## BEGIN SOURCE DATA

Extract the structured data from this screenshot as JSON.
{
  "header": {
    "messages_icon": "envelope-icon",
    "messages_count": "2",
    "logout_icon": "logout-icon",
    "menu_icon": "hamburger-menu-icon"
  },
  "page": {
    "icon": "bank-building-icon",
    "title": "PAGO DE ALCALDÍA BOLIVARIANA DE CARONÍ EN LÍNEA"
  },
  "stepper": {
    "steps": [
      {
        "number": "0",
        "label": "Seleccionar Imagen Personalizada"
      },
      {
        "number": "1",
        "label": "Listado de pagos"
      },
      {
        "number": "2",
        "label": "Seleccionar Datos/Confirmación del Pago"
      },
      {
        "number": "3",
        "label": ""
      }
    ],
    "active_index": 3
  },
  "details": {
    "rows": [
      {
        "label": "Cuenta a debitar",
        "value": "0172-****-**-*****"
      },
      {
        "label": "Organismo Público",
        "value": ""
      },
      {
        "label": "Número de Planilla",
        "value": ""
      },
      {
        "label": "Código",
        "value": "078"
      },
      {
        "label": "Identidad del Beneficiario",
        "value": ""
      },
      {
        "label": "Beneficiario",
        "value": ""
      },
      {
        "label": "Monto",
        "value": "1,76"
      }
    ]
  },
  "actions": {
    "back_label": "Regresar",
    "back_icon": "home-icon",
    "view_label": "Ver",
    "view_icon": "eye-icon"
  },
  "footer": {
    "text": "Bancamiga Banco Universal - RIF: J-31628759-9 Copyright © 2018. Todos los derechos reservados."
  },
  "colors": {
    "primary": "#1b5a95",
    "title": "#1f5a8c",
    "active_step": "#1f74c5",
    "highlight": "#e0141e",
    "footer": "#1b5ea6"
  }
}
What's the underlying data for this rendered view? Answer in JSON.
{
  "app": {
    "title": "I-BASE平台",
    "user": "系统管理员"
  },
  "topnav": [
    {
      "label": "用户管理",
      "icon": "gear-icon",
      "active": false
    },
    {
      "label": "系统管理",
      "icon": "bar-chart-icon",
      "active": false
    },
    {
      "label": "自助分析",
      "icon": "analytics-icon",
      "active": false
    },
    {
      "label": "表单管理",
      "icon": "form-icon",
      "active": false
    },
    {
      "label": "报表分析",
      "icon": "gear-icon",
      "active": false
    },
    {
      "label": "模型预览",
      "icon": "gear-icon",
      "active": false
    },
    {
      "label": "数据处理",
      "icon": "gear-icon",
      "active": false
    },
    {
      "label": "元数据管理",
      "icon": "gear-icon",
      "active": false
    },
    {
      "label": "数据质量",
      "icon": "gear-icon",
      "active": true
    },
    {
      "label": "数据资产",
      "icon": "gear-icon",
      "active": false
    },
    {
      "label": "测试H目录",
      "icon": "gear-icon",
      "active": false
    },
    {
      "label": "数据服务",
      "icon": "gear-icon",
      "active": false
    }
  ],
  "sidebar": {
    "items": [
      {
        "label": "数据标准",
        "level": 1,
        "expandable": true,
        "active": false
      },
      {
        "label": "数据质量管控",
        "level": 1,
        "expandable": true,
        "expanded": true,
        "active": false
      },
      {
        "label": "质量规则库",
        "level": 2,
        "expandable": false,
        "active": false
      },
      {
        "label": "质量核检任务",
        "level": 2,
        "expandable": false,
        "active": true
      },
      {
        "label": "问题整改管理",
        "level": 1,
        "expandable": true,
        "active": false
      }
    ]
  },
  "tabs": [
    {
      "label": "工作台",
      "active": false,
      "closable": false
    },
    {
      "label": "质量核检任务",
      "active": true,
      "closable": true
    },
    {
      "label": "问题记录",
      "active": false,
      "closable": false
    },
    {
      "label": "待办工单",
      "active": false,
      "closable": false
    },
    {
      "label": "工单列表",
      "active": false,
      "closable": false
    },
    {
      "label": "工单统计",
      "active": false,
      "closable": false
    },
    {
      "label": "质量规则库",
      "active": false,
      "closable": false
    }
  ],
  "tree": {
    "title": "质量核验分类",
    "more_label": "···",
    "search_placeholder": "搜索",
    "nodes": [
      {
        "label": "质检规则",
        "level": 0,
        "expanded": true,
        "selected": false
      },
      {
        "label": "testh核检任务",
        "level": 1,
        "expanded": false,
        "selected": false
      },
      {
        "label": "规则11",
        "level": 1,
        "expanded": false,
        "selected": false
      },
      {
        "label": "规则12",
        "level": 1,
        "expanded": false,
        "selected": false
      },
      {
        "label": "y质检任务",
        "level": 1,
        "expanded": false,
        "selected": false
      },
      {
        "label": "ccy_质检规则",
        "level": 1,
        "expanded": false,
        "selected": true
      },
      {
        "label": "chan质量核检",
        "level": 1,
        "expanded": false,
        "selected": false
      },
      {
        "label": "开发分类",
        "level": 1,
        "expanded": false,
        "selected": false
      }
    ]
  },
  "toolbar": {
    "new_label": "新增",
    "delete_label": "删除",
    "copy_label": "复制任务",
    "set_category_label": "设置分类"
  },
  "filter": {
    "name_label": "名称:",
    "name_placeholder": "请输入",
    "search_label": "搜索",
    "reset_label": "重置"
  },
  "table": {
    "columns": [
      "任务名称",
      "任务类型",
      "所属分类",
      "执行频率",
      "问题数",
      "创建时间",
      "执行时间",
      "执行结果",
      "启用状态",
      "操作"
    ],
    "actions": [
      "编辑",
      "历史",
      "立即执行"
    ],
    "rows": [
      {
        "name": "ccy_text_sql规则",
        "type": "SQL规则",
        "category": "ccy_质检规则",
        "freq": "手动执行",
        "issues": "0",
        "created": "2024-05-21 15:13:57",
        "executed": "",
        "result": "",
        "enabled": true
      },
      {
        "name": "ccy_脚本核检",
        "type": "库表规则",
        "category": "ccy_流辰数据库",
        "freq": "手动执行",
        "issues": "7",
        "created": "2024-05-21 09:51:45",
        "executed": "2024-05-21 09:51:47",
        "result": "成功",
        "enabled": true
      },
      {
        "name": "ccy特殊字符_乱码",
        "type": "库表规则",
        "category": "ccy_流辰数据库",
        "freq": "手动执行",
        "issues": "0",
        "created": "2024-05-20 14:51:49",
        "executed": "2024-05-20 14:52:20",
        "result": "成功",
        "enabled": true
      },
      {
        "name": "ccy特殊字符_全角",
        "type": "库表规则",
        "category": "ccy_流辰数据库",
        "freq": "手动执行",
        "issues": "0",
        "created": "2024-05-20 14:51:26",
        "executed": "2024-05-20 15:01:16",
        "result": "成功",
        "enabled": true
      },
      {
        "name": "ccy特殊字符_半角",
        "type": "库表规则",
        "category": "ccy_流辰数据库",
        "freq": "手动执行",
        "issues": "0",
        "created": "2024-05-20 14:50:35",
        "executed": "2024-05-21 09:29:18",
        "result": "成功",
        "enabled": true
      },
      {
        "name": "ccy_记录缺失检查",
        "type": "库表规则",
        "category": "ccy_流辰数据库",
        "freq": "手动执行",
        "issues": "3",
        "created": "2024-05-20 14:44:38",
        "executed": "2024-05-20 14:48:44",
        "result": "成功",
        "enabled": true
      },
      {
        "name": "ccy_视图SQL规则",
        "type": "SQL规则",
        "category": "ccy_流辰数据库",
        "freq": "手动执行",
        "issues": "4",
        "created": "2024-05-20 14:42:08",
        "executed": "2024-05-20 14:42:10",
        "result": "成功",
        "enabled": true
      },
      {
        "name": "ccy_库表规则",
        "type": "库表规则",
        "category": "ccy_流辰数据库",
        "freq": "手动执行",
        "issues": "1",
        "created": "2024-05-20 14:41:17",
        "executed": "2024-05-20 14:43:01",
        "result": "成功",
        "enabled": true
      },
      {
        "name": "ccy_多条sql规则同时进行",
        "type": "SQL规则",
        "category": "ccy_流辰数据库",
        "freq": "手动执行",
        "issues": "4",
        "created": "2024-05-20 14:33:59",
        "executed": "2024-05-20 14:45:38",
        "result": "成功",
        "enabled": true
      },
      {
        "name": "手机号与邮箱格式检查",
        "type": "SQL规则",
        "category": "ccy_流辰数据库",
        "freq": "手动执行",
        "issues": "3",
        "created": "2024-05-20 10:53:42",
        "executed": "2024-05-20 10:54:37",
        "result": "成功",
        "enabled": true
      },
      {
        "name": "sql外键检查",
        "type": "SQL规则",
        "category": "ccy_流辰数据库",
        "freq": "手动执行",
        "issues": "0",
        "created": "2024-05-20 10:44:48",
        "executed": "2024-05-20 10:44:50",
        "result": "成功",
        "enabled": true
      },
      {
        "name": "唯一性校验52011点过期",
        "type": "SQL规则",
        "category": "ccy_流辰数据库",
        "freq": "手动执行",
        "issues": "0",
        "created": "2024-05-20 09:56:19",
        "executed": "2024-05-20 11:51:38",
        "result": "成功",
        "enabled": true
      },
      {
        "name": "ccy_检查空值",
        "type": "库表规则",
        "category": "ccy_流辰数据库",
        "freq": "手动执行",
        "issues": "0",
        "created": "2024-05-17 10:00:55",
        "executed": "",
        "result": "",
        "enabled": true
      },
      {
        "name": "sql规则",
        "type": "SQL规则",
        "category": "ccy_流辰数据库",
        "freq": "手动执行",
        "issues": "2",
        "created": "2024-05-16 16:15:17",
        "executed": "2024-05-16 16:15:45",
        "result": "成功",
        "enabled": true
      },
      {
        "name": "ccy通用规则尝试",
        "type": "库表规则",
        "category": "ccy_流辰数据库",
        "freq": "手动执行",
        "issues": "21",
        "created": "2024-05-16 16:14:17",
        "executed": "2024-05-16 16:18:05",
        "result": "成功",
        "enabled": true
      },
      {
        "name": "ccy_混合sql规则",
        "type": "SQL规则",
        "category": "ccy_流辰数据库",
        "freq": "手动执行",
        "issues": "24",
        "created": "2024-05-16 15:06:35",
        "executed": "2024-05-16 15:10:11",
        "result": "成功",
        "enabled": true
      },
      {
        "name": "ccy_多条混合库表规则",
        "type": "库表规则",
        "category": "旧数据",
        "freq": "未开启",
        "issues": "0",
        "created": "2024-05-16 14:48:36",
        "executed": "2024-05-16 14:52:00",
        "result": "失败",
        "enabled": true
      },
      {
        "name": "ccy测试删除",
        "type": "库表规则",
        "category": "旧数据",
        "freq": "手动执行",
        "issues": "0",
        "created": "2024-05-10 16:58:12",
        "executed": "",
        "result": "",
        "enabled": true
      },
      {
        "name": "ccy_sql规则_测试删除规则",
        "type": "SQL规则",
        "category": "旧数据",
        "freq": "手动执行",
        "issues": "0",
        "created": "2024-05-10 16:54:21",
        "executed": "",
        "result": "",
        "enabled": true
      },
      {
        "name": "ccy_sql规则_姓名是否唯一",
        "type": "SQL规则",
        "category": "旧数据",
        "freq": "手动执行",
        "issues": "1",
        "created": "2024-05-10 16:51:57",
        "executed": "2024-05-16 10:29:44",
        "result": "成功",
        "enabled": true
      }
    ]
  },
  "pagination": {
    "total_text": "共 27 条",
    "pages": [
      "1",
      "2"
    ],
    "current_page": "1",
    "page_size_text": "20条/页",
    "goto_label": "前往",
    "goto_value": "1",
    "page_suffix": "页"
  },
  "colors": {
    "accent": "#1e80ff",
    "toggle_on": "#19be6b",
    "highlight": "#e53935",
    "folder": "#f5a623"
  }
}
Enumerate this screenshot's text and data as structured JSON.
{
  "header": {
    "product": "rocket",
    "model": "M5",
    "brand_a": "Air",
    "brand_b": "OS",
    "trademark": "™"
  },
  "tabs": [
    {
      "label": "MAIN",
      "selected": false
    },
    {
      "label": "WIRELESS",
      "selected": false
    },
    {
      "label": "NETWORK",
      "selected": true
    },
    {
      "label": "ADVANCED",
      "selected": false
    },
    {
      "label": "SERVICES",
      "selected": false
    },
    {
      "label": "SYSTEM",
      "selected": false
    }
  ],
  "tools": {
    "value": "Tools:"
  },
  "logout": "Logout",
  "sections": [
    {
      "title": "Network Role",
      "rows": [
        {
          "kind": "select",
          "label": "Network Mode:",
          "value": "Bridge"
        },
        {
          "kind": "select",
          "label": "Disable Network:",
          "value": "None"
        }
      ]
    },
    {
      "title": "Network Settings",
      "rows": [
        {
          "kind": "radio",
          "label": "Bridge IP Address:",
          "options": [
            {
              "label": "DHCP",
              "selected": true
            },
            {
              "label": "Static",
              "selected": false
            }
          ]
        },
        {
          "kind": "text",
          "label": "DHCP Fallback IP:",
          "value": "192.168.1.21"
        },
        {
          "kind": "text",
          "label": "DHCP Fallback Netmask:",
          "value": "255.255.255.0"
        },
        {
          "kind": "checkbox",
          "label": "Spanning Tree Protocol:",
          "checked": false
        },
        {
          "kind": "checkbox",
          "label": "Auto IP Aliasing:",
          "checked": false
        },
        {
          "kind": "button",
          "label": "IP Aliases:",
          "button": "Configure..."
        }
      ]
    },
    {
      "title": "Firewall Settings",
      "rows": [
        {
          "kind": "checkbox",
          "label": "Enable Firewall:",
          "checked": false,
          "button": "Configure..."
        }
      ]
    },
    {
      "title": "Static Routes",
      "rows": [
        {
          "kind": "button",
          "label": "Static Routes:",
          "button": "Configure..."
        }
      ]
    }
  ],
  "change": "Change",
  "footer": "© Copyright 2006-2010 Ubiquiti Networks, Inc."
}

## END SOURCE DATA

* _WHAT THE TASK REQUIRES_
Go through the material and copy out every line with "Copyright" in it.

* _EXERCISE OUTPUT_
    "text": "Bancamiga Banco Universal - RIF: J-31628759-9 Copyright © 2018. Todos los derechos reservados."
  "footer": "© Copyright 2006-2010 Ubiquiti Networks, Inc."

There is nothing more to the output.